* [GIVEN EXERCISE]
Identify and reproduce every line holding the string "color".

* [AVAILABLE RECORDS]
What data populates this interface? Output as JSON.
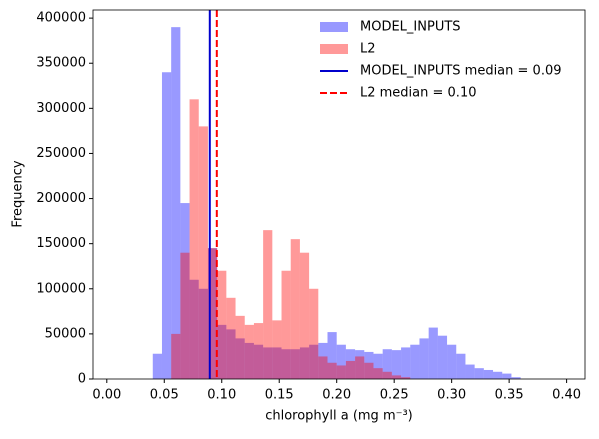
{
  "chart_data": {
    "type": "histogram",
    "xlabel": "chlorophyll a (mg m⁻³)",
    "ylabel": "Frequency",
    "bins": [
      0,
      0.008,
      0.016,
      0.024,
      0.032,
      0.04,
      0.048,
      0.056,
      0.064,
      0.072,
      0.08,
      0.088,
      0.096,
      0.104,
      0.112,
      0.12,
      0.128,
      0.136,
      0.144,
      0.152,
      0.16,
      0.168,
      0.176,
      0.184,
      0.192,
      0.2,
      0.208,
      0.216,
      0.224,
      0.232,
      0.24,
      0.248,
      0.256,
      0.264,
      0.272,
      0.28,
      0.288,
      0.296,
      0.304,
      0.312,
      0.32,
      0.328,
      0.336,
      0.344,
      0.352,
      0.36,
      0.368,
      0.376,
      0.384,
      0.392,
      0.4
    ],
    "series": [
      {
        "name": "MODEL_INPUTS",
        "color": "blue",
        "alpha": 0.4,
        "values": [
          0,
          0,
          0,
          0,
          0,
          28000,
          340000,
          390000,
          195000,
          110000,
          100000,
          145000,
          60000,
          55000,
          45000,
          40000,
          38000,
          35000,
          35000,
          33000,
          33000,
          35000,
          38000,
          40000,
          52000,
          38000,
          33000,
          32000,
          30000,
          28000,
          33000,
          32000,
          35000,
          38000,
          45000,
          57000,
          48000,
          38000,
          28000,
          16000,
          12000,
          10000,
          8000,
          6000,
          2000,
          0,
          0,
          0,
          0,
          0
        ]
      },
      {
        "name": "L2",
        "color": "red",
        "alpha": 0.4,
        "values": [
          0,
          0,
          0,
          0,
          0,
          0,
          0,
          50000,
          140000,
          310000,
          280000,
          145000,
          120000,
          90000,
          70000,
          60000,
          62000,
          165000,
          65000,
          120000,
          155000,
          140000,
          100000,
          25000,
          18000,
          15000,
          20000,
          25000,
          18000,
          12000,
          8000,
          4000,
          2000,
          0,
          0,
          0,
          0,
          0,
          0,
          0,
          0,
          0,
          0,
          0,
          0,
          0,
          0,
          0,
          0,
          0
        ]
      }
    ],
    "lines": [
      {
        "name": "MODEL_INPUTS median = 0.09",
        "color": "#0000cc",
        "style": "solid",
        "x": 0.0896
      },
      {
        "name": "L2 median = 0.10",
        "color": "red",
        "style": "dashed",
        "x": 0.0957
      }
    ],
    "xlim": [
      -0.012,
      0.416
    ],
    "ylim": [
      0,
      409000
    ],
    "xticks": [
      {
        "value": 0,
        "label": "0.00"
      },
      {
        "value": 0.05,
        "label": "0.05"
      },
      {
        "value": 0.1,
        "label": "0.10"
      },
      {
        "value": 0.15,
        "label": "0.15"
      },
      {
        "value": 0.2,
        "label": "0.20"
      },
      {
        "value": 0.25,
        "label": "0.25"
      },
      {
        "value": 0.3,
        "label": "0.30"
      },
      {
        "value": 0.35,
        "label": "0.35"
      },
      {
        "value": 0.4,
        "label": "0.40"
      }
    ],
    "yticks": [
      0,
      50000,
      100000,
      150000,
      200000,
      250000,
      300000,
      350000,
      400000
    ],
    "legend": "upper right"
  }
}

* [RESULT BELOW]
        "color": "blue",
        "color": "red",
        "color": "#0000cc",
        "color": "red",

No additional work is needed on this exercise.